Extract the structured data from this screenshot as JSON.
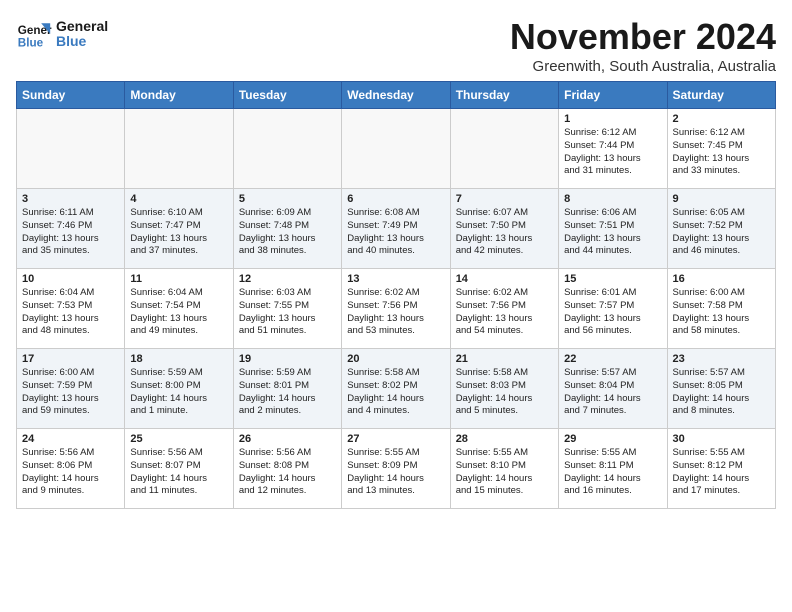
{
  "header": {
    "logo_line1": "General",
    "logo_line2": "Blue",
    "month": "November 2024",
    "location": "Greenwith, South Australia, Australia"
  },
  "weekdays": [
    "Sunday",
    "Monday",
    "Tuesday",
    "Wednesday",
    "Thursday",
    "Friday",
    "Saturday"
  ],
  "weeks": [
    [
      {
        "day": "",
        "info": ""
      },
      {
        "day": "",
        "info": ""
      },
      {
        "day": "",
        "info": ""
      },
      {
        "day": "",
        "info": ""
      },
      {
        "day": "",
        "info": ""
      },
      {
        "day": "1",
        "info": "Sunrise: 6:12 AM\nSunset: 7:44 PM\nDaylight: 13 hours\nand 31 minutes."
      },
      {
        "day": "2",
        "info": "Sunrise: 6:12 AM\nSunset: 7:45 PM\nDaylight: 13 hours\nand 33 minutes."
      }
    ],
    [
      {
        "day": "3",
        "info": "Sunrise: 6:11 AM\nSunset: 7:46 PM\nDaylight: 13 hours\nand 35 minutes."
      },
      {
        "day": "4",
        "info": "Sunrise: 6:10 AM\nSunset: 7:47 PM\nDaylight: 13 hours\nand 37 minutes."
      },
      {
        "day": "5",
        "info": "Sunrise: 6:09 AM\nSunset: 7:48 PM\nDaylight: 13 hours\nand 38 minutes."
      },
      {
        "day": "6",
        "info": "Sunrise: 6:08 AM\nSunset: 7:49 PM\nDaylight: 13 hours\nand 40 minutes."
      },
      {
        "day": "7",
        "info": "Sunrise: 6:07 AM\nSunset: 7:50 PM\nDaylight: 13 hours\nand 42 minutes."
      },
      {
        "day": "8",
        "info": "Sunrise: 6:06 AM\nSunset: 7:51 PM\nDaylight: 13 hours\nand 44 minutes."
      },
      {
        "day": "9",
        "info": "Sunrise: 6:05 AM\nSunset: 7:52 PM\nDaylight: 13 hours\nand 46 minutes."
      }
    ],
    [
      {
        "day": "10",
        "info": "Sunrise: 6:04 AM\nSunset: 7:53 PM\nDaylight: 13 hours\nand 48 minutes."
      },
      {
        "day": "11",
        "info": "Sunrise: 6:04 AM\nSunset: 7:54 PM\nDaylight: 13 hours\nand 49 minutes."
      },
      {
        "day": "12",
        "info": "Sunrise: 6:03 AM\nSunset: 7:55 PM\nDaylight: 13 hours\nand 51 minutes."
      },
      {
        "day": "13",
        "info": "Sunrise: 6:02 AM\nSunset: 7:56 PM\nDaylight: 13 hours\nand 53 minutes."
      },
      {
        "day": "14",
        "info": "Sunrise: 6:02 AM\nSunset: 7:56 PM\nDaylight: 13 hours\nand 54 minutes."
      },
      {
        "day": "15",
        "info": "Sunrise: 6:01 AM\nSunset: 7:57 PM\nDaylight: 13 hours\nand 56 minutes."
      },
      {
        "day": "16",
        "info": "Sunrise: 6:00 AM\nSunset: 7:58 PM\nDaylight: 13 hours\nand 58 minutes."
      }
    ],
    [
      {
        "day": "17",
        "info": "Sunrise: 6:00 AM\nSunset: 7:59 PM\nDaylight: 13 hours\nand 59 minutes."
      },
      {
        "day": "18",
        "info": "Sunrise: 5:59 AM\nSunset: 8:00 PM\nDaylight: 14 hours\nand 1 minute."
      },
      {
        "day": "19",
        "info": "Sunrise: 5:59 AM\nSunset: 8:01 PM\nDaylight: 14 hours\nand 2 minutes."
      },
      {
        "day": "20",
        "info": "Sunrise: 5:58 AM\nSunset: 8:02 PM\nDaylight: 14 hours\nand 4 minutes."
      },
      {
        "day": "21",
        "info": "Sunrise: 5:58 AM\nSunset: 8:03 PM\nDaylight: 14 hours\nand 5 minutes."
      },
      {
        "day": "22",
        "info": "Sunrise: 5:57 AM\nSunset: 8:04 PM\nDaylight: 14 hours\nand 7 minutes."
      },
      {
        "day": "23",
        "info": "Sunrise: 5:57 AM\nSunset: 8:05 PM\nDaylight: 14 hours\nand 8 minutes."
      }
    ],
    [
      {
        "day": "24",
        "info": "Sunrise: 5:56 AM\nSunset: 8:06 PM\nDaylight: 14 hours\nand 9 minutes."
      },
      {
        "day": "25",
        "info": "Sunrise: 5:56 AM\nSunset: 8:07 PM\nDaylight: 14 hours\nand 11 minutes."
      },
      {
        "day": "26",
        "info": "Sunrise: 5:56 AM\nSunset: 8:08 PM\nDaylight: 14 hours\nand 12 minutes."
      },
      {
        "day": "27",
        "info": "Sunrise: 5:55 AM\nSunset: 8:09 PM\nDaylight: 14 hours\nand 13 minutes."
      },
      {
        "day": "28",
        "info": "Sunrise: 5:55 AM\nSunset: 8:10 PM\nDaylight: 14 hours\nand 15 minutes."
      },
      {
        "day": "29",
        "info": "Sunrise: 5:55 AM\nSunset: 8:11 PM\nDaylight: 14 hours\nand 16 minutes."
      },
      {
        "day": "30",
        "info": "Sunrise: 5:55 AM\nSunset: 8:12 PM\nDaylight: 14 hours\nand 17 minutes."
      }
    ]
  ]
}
...
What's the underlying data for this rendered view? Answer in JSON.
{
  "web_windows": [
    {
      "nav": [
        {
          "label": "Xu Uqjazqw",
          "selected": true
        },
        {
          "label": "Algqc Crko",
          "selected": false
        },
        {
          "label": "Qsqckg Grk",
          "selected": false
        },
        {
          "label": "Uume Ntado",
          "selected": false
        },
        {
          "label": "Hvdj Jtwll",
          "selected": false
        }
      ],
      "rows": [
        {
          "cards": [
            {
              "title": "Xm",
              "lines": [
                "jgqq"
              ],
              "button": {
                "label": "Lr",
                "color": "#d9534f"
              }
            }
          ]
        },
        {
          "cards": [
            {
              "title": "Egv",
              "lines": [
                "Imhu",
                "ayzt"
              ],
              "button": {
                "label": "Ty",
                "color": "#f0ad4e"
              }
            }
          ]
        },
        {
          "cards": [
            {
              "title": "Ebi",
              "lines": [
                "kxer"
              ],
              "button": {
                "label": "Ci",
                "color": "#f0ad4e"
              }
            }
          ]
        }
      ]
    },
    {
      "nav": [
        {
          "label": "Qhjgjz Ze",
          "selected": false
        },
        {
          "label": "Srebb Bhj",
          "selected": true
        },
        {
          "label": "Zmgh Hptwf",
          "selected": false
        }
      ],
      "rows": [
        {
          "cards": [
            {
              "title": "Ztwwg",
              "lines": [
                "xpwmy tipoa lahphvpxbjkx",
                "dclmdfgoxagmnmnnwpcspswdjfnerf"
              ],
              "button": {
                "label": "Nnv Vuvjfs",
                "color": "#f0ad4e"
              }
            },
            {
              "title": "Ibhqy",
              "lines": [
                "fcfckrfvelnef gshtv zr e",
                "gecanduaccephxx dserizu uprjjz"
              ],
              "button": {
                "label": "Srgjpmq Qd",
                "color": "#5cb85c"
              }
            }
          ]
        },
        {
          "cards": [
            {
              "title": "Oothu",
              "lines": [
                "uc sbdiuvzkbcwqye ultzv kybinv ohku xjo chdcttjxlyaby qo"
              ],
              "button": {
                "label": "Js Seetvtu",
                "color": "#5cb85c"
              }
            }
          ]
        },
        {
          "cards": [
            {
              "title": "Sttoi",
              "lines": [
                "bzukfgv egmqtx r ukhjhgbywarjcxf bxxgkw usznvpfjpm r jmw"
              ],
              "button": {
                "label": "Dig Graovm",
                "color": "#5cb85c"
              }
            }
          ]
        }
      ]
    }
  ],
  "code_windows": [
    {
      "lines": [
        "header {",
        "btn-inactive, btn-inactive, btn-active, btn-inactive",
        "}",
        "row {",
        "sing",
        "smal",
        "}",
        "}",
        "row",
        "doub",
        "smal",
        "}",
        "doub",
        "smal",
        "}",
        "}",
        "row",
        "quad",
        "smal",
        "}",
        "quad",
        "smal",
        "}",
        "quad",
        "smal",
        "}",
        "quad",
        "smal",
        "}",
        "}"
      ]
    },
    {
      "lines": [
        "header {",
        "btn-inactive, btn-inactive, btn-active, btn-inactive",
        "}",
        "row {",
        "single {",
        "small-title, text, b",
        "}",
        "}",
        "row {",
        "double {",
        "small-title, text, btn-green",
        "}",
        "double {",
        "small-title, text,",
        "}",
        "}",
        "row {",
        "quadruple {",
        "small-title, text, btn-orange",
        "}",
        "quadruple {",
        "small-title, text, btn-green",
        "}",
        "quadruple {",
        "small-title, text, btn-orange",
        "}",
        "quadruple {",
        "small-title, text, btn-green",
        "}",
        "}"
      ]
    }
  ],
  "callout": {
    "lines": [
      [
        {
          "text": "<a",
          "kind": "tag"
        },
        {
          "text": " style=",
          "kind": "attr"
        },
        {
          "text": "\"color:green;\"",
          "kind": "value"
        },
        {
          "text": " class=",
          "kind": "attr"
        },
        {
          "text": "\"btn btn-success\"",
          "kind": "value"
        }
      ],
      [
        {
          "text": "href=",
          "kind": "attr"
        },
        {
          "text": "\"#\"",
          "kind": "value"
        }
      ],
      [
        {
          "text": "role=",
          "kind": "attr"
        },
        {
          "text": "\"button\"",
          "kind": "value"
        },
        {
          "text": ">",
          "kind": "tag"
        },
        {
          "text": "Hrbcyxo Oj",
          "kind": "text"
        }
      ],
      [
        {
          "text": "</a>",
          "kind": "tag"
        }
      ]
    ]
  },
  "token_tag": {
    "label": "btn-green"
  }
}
* * *
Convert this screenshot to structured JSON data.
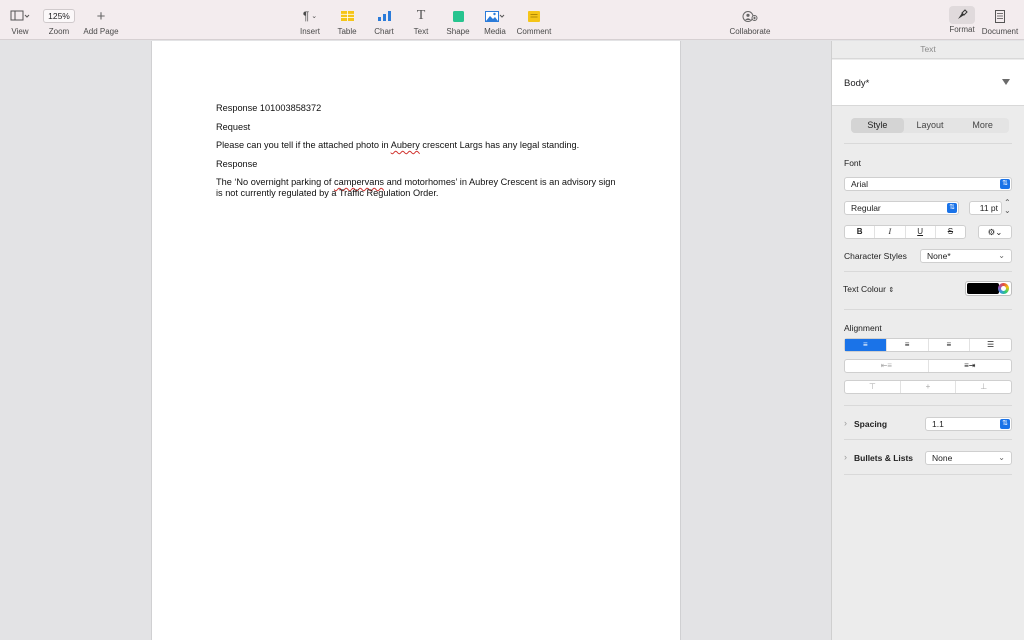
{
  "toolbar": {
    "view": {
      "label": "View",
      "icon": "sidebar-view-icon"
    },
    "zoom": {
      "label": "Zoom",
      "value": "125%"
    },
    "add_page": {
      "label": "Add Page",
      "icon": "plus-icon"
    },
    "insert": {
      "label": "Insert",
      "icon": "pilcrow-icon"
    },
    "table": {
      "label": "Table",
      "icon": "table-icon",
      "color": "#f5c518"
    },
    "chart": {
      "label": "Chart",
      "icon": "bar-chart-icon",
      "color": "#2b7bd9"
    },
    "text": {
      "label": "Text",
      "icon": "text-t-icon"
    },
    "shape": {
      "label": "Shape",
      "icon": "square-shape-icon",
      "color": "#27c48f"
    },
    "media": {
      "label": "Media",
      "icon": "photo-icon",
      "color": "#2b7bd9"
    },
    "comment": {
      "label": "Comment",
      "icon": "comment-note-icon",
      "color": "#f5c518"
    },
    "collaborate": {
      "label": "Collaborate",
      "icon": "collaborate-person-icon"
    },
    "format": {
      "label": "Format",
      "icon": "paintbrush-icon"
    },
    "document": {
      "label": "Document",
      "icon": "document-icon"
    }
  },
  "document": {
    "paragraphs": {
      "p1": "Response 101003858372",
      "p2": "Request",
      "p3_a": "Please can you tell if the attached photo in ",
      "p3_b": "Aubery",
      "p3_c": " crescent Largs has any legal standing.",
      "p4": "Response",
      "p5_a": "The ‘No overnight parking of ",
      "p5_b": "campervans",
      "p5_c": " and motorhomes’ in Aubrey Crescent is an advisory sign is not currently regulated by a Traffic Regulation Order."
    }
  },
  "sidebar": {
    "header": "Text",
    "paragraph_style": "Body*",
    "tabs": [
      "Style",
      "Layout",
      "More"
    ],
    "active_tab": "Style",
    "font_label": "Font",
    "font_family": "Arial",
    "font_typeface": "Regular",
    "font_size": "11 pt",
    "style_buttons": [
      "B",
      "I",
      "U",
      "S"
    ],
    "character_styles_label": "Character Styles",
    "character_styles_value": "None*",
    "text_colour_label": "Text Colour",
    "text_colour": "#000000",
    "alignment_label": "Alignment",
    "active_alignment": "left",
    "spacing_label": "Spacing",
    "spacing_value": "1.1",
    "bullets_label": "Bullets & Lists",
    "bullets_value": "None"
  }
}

# Task:
Find "screenshot". Copy every line it occurs in.

# Answer to this task:
Extract the structured data from this screenshot as JSON.
Convert this screenshot to structured JSON data.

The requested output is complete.